[Dataset records]
## begin
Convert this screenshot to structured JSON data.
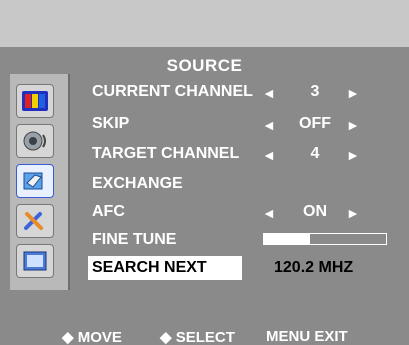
{
  "menu": {
    "title": "SOURCE"
  },
  "rows": {
    "current_channel": {
      "label": "CURRENT CHANNEL",
      "value": "3"
    },
    "skip": {
      "label": "SKIP",
      "value": "OFF"
    },
    "target_channel": {
      "label": "TARGET CHANNEL",
      "value": "4"
    },
    "exchange": {
      "label": "EXCHANGE"
    },
    "afc": {
      "label": "AFC",
      "value": "ON"
    },
    "fine_tune": {
      "label": "FINE TUNE",
      "level": 0.38
    },
    "search_next": {
      "label": "SEARCH NEXT",
      "frequency": "120.2 MHZ"
    }
  },
  "arrows": {
    "left": "◄",
    "right": "►"
  },
  "footer": {
    "move": "◆ MOVE",
    "select": "◆ SELECT",
    "exit": "MENU EXIT"
  },
  "icons": [
    "color-bars-icon",
    "speaker-icon",
    "setup-icon",
    "tools-icon",
    "screen-icon"
  ],
  "colors": {
    "background": "#8a8a8a",
    "highlight": "#ffffff",
    "text": "#ffffff",
    "selected_text": "#000000"
  }
}
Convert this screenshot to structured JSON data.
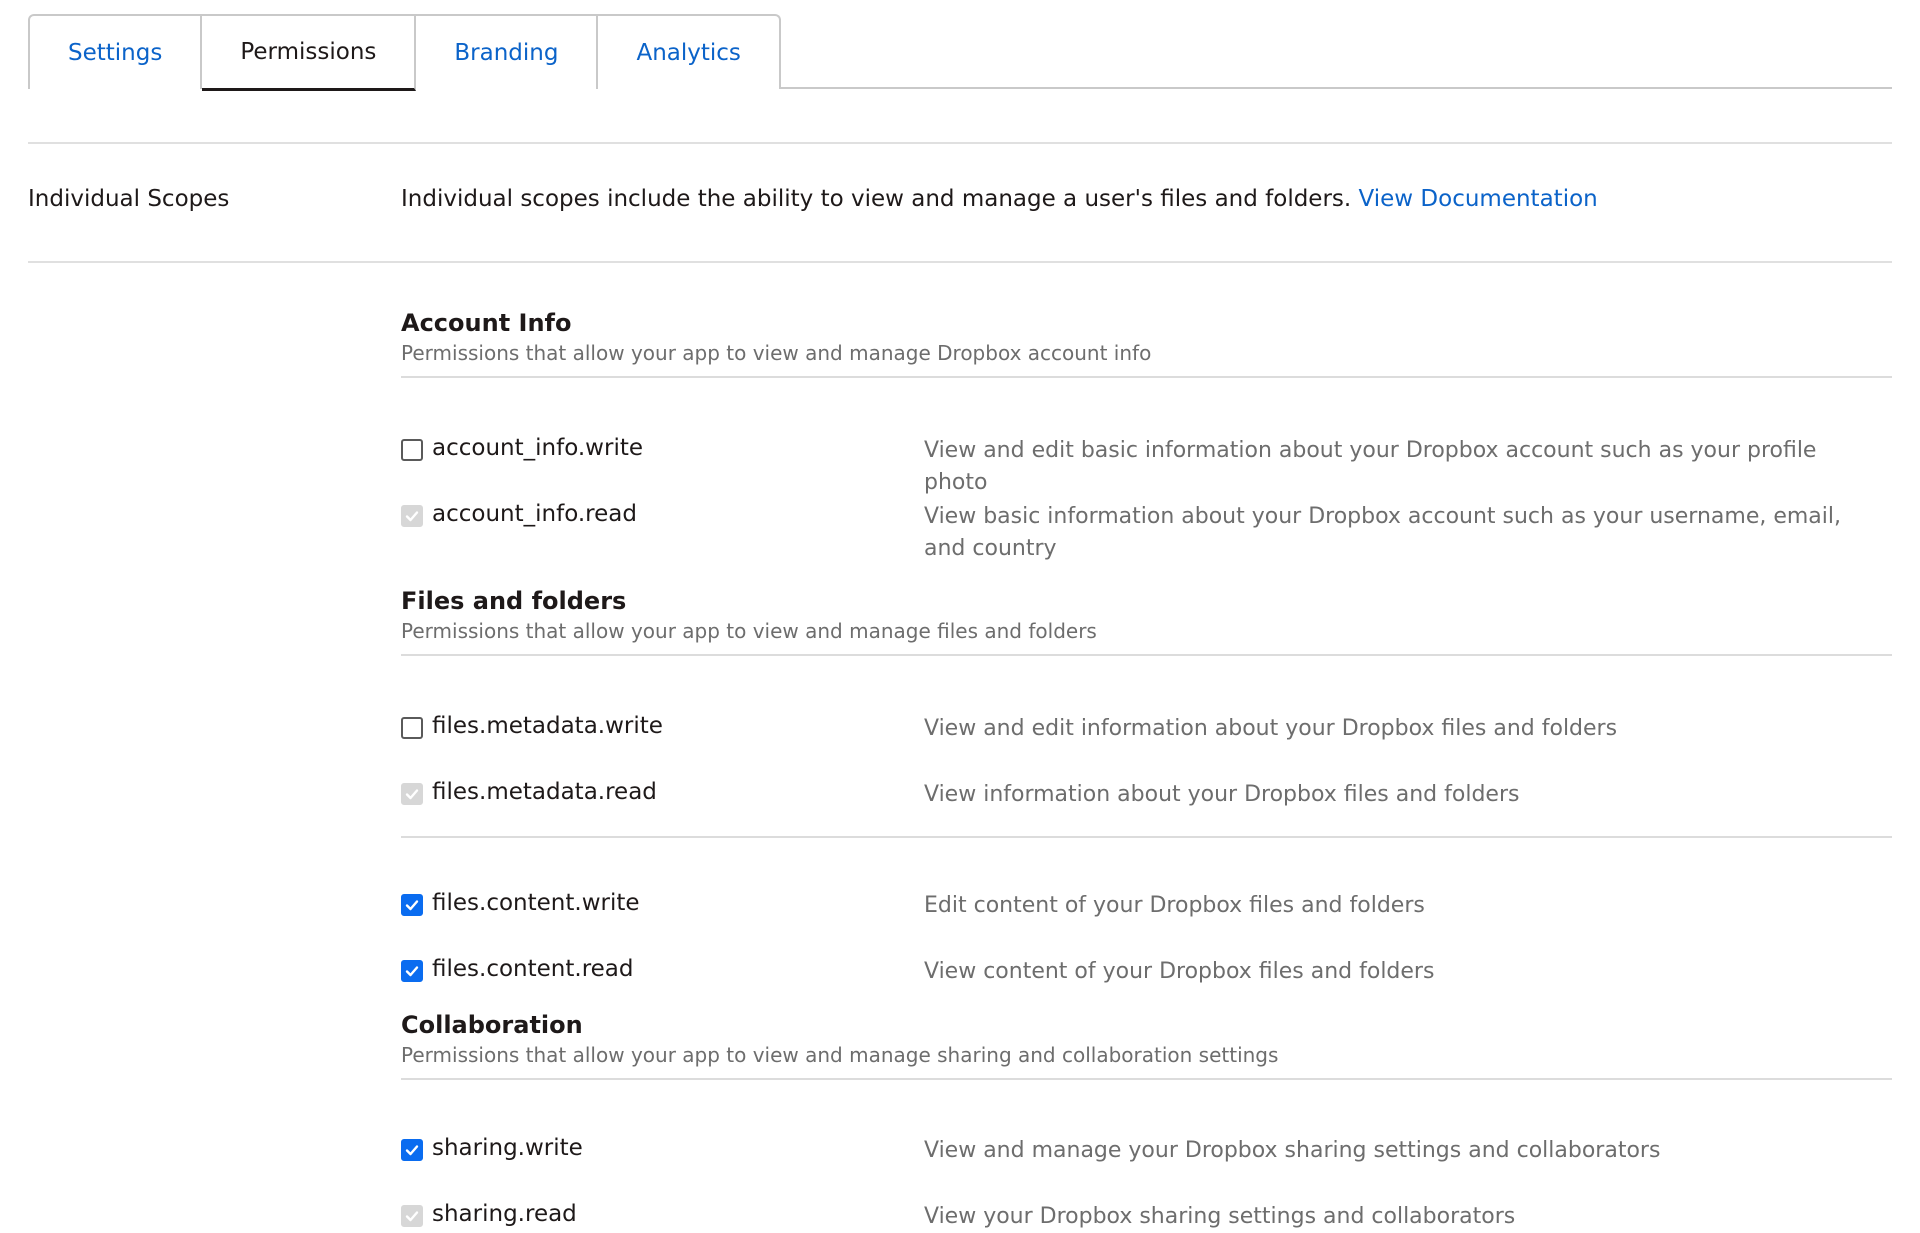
{
  "tabs": [
    {
      "label": "Settings",
      "active": false
    },
    {
      "label": "Permissions",
      "active": true
    },
    {
      "label": "Branding",
      "active": false
    },
    {
      "label": "Analytics",
      "active": false
    }
  ],
  "individual_scopes": {
    "label": "Individual Scopes",
    "description": "Individual scopes include the ability to view and manage a user's files and folders.",
    "link_text": "View Documentation"
  },
  "sections": [
    {
      "title": "Account Info",
      "subtitle": "Permissions that allow your app to view and manage Dropbox account info",
      "permissions": [
        {
          "name": "account_info.write",
          "state": "unchecked",
          "description": "View and edit basic information about your Dropbox account such as your profile photo"
        },
        {
          "name": "account_info.read",
          "state": "disabled",
          "description": "View basic information about your Dropbox account such as your username, email, and country"
        }
      ]
    },
    {
      "title": "Files and folders",
      "subtitle": "Permissions that allow your app to view and manage files and folders",
      "permissions": [
        {
          "name": "files.metadata.write",
          "state": "unchecked",
          "description": "View and edit information about your Dropbox files and folders"
        },
        {
          "name": "files.metadata.read",
          "state": "disabled",
          "description": "View information about your Dropbox files and folders"
        },
        {
          "name": "files.content.write",
          "state": "checked",
          "description": "Edit content of your Dropbox files and folders"
        },
        {
          "name": "files.content.read",
          "state": "checked",
          "description": "View content of your Dropbox files and folders"
        }
      ]
    },
    {
      "title": "Collaboration",
      "subtitle": "Permissions that allow your app to view and manage sharing and collaboration settings",
      "permissions": [
        {
          "name": "sharing.write",
          "state": "checked",
          "description": "View and manage your Dropbox sharing settings and collaborators"
        },
        {
          "name": "sharing.read",
          "state": "disabled",
          "description": "View your Dropbox sharing settings and collaborators"
        }
      ]
    }
  ],
  "colors": {
    "link": "#0b63c9",
    "checkbox_checked": "#0a6cf0",
    "checkbox_disabled": "#d7d7d7",
    "muted_text": "#6d6d6d"
  }
}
## end
- **EXERCISE INSTRUCTIONS**
Do not include the images; transcribe the rest of the listing exactly.

- **OUTPUT FOR THIS EXERCISE**
Convert this screenshot to structured JSON data.
{
  "menu": {
    "title": "SOURCE"
  },
  "rows": {
    "current_channel": {
      "label": "CURRENT CHANNEL",
      "value": "3"
    },
    "skip": {
      "label": "SKIP",
      "value": "OFF"
    },
    "target_channel": {
      "label": "TARGET CHANNEL",
      "value": "4"
    },
    "exchange": {
      "label": "EXCHANGE"
    },
    "afc": {
      "label": "AFC",
      "value": "ON"
    },
    "fine_tune": {
      "label": "FINE TUNE",
      "level": 0.38
    },
    "search_next": {
      "label": "SEARCH NEXT",
      "frequency": "120.2 MHZ"
    }
  },
  "arrows": {
    "left": "◄",
    "right": "►"
  },
  "footer": {
    "move": "◆ MOVE",
    "select": "◆ SELECT",
    "exit": "MENU EXIT"
  },
  "icons": [
    "color-bars-icon",
    "speaker-icon",
    "setup-icon",
    "tools-icon",
    "screen-icon"
  ],
  "colors": {
    "background": "#8a8a8a",
    "highlight": "#ffffff",
    "text": "#ffffff",
    "selected_text": "#000000"
  }
}
Convert this screenshot to structured JSON data.
{
  "tabs": [
    {
      "label": "Settings",
      "active": false
    },
    {
      "label": "Permissions",
      "active": true
    },
    {
      "label": "Branding",
      "active": false
    },
    {
      "label": "Analytics",
      "active": false
    }
  ],
  "individual_scopes": {
    "label": "Individual Scopes",
    "description": "Individual scopes include the ability to view and manage a user's files and folders.",
    "link_text": "View Documentation"
  },
  "sections": [
    {
      "title": "Account Info",
      "subtitle": "Permissions that allow your app to view and manage Dropbox account info",
      "permissions": [
        {
          "name": "account_info.write",
          "state": "unchecked",
          "description": "View and edit basic information about your Dropbox account such as your profile photo"
        },
        {
          "name": "account_info.read",
          "state": "disabled",
          "description": "View basic information about your Dropbox account such as your username, email, and country"
        }
      ]
    },
    {
      "title": "Files and folders",
      "subtitle": "Permissions that allow your app to view and manage files and folders",
      "permissions": [
        {
          "name": "files.metadata.write",
          "state": "unchecked",
          "description": "View and edit information about your Dropbox files and folders"
        },
        {
          "name": "files.metadata.read",
          "state": "disabled",
          "description": "View information about your Dropbox files and folders"
        },
        {
          "name": "files.content.write",
          "state": "checked",
          "description": "Edit content of your Dropbox files and folders"
        },
        {
          "name": "files.content.read",
          "state": "checked",
          "description": "View content of your Dropbox files and folders"
        }
      ]
    },
    {
      "title": "Collaboration",
      "subtitle": "Permissions that allow your app to view and manage sharing and collaboration settings",
      "permissions": [
        {
          "name": "sharing.write",
          "state": "checked",
          "description": "View and manage your Dropbox sharing settings and collaborators"
        },
        {
          "name": "sharing.read",
          "state": "disabled",
          "description": "View your Dropbox sharing settings and collaborators"
        }
      ]
    }
  ],
  "colors": {
    "link": "#0b63c9",
    "checkbox_checked": "#0a6cf0",
    "checkbox_disabled": "#d7d7d7",
    "muted_text": "#6d6d6d"
  }
}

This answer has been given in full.